## Stored rows
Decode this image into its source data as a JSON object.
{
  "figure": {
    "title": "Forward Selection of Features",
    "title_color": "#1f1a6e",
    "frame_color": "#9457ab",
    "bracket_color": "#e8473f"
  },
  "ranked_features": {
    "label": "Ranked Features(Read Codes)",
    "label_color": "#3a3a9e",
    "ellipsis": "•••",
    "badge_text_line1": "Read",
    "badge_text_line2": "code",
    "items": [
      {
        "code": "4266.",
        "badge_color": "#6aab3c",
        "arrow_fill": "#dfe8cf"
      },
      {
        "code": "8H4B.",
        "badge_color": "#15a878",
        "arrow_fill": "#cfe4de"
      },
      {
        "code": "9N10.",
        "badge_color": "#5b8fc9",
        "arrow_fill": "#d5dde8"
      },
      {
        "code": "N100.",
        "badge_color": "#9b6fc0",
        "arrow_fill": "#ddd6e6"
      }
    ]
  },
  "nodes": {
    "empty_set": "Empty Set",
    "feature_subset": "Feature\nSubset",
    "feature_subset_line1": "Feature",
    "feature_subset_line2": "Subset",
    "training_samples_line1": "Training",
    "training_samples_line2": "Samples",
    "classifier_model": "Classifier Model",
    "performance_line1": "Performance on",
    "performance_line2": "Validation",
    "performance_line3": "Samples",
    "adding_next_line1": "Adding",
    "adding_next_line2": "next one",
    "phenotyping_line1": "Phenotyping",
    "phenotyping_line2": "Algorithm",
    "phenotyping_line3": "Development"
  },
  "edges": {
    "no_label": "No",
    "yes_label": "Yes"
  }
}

## The exercise
Find every line containing the word "Read", then give the total and nothing more.

## Answer to this problem
2